Figure content listings:
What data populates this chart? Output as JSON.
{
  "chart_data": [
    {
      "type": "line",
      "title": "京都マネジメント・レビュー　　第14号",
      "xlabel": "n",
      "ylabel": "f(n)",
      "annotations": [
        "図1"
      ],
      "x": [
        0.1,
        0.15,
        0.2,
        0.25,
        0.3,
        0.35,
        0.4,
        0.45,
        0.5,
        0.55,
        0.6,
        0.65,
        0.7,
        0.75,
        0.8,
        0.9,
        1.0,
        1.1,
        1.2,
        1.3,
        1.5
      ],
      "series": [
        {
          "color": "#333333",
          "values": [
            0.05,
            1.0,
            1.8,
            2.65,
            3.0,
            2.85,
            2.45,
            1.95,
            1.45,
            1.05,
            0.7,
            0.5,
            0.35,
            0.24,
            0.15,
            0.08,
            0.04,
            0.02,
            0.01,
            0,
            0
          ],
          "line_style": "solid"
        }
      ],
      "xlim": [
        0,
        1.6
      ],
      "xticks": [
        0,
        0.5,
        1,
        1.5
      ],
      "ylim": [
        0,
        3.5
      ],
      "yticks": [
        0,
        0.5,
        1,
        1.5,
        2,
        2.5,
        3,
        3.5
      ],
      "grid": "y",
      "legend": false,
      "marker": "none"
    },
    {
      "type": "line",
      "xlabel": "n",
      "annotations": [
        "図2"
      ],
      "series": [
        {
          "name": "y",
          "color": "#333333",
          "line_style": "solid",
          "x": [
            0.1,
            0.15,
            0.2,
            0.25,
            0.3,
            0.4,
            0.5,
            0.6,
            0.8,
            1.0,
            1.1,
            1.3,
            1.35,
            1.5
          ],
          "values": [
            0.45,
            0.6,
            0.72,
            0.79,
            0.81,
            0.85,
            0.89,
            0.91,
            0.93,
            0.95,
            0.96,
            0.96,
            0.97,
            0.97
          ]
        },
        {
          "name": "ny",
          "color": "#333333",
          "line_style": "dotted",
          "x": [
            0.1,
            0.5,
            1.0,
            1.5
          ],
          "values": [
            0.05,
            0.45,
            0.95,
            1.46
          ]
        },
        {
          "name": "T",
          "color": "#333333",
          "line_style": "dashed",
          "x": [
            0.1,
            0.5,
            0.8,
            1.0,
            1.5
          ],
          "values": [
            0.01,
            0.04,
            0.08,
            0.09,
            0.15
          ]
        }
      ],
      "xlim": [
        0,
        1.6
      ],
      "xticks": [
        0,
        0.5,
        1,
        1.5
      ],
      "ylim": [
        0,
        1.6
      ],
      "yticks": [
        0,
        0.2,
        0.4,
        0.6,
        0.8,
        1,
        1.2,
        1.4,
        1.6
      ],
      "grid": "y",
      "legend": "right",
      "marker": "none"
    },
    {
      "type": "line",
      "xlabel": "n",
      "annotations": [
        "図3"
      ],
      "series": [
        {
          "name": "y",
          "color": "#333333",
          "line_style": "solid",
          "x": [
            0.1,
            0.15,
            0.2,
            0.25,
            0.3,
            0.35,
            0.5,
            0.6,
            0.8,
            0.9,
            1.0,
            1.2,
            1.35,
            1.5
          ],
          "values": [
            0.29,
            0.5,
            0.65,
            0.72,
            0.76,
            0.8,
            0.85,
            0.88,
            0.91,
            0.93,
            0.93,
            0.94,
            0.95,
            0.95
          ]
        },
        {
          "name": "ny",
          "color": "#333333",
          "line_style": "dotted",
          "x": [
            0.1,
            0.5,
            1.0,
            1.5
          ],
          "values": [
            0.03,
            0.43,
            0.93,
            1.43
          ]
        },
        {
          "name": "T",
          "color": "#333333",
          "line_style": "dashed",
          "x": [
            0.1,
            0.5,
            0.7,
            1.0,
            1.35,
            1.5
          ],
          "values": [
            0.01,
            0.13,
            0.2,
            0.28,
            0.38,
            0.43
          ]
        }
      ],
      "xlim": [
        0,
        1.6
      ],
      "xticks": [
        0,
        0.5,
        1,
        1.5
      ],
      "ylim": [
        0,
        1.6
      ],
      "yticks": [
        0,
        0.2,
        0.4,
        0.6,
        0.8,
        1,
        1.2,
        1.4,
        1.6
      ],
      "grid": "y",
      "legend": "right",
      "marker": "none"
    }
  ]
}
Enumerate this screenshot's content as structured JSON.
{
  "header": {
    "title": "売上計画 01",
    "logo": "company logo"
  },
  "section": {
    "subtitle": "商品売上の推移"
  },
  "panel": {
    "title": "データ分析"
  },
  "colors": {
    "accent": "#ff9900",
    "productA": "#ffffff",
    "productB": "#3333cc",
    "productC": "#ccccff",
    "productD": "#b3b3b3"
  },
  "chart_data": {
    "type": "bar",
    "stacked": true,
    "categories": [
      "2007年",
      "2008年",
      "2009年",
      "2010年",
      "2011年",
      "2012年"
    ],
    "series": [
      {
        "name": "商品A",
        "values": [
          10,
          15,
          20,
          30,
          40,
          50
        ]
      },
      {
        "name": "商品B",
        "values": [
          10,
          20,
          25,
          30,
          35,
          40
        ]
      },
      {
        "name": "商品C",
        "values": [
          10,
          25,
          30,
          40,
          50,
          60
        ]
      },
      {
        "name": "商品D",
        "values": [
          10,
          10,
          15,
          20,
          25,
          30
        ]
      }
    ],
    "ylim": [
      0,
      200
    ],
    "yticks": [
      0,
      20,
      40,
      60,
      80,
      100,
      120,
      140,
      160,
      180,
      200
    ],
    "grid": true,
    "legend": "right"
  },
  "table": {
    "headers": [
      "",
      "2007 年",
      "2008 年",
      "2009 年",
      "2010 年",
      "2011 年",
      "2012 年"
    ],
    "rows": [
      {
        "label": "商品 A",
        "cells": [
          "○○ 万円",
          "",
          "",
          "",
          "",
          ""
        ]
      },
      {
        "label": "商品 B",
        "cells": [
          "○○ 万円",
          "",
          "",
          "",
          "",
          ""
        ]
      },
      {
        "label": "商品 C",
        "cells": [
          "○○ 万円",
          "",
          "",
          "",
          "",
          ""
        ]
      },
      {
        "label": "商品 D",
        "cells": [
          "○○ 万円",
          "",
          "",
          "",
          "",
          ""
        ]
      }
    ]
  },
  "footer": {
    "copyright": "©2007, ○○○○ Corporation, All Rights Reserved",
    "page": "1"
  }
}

### Exercise goal
Count how many lines in the data contain the word "legend", giving the number without comment.

### Solution to the exercise
4